Entries of transcribed document text:
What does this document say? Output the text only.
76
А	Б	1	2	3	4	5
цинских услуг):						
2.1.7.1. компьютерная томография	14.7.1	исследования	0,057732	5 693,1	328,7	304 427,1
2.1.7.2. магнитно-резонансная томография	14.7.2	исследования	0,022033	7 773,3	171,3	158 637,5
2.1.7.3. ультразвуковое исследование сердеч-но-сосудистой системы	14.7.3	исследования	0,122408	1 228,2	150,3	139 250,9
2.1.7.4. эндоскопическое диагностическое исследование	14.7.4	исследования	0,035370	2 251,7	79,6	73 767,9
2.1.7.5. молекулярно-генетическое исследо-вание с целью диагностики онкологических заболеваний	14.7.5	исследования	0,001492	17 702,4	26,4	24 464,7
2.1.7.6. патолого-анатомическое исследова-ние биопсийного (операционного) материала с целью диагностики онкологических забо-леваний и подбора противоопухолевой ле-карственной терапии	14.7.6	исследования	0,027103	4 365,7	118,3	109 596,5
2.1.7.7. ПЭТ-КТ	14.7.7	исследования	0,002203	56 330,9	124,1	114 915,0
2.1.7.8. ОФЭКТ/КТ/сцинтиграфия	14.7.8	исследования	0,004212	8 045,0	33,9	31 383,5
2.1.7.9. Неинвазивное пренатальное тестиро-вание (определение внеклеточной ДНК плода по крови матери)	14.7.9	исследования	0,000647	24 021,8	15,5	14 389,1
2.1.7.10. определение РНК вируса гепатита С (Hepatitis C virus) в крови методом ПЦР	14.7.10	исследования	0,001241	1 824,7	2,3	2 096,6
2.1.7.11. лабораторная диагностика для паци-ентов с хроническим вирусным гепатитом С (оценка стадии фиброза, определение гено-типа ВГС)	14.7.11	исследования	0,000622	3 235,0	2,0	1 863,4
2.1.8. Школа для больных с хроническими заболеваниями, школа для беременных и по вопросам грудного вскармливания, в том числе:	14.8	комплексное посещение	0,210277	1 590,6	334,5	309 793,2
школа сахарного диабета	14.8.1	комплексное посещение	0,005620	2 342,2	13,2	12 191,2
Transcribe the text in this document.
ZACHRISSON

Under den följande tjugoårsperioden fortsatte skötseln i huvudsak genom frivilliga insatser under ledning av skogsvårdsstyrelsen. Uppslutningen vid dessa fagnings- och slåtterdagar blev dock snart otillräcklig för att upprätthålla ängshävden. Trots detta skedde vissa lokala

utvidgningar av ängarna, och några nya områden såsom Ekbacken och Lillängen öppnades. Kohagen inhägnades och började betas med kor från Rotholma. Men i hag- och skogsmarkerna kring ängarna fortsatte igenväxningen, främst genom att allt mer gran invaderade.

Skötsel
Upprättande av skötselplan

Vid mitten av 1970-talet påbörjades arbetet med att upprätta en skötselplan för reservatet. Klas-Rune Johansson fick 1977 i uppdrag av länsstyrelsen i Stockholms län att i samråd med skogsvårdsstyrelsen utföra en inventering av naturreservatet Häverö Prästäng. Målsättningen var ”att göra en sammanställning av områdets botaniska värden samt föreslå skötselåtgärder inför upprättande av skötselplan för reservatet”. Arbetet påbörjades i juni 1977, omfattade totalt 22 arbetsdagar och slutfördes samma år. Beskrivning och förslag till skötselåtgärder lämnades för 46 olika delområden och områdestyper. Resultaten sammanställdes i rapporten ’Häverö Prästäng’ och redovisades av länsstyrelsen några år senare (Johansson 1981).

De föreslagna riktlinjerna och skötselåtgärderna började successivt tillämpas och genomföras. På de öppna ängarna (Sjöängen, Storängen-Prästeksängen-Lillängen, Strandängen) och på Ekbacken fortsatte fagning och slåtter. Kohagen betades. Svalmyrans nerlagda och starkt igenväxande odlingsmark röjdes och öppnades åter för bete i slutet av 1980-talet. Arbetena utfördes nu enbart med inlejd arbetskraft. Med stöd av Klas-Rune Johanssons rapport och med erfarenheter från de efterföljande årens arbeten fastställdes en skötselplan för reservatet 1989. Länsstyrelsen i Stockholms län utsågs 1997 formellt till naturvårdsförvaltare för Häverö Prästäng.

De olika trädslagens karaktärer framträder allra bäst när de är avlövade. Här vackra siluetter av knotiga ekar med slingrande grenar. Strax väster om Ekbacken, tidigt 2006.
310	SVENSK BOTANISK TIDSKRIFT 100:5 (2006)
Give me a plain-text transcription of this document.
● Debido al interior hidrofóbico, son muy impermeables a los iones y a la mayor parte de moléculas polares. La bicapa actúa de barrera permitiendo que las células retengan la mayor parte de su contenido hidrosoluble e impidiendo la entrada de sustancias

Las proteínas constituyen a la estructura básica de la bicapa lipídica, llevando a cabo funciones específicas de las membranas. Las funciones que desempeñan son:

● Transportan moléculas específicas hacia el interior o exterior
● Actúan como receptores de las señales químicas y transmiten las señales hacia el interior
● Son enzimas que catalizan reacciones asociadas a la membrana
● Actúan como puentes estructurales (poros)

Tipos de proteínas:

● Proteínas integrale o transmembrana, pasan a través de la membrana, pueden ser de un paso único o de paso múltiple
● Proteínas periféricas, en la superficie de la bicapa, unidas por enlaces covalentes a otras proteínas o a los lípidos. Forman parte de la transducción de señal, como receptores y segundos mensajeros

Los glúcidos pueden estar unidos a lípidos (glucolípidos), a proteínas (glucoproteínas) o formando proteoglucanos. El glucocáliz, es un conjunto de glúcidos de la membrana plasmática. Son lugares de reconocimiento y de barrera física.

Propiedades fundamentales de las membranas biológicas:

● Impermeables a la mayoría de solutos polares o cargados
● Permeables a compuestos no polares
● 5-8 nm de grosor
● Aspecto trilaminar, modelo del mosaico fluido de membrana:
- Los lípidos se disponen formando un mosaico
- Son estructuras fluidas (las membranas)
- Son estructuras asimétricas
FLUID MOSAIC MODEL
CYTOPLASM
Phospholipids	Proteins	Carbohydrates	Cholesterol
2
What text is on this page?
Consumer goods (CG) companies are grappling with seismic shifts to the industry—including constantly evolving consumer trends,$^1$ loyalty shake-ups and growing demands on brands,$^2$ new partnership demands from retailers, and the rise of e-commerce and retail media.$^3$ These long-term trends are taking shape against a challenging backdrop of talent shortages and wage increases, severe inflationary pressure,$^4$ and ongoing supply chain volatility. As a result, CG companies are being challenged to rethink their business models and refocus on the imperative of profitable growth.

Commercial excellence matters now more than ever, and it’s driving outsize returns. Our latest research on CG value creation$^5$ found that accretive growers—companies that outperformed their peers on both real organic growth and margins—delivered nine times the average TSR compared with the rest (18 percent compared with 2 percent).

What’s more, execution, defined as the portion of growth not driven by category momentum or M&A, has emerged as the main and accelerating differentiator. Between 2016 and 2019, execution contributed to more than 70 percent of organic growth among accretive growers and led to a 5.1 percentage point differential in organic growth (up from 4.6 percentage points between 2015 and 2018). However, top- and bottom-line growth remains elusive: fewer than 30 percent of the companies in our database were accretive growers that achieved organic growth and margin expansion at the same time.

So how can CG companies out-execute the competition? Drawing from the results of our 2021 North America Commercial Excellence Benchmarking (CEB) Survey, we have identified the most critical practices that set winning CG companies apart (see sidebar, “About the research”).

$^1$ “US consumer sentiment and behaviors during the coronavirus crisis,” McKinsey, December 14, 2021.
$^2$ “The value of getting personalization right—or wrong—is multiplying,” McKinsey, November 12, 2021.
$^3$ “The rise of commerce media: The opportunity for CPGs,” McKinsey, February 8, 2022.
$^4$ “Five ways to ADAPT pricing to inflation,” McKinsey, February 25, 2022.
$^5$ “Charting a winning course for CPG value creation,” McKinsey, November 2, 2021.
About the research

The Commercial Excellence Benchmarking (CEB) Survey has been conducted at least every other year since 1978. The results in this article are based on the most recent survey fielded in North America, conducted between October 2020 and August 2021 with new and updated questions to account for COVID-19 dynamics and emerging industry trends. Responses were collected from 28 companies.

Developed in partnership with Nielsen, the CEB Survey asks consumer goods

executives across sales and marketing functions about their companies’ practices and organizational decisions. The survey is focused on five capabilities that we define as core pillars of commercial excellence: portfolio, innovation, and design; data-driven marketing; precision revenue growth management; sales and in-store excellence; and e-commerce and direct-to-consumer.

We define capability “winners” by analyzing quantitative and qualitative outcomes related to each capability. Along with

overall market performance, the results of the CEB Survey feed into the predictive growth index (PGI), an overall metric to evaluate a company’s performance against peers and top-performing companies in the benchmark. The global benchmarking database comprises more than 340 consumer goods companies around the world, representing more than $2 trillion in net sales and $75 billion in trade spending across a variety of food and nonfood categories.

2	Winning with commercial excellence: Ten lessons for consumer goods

### WHAT NEEDS TO BE DONE
Above are some records. Report the number of their lines that include "исследование", and add nothing else.

### TASK ANSWER
2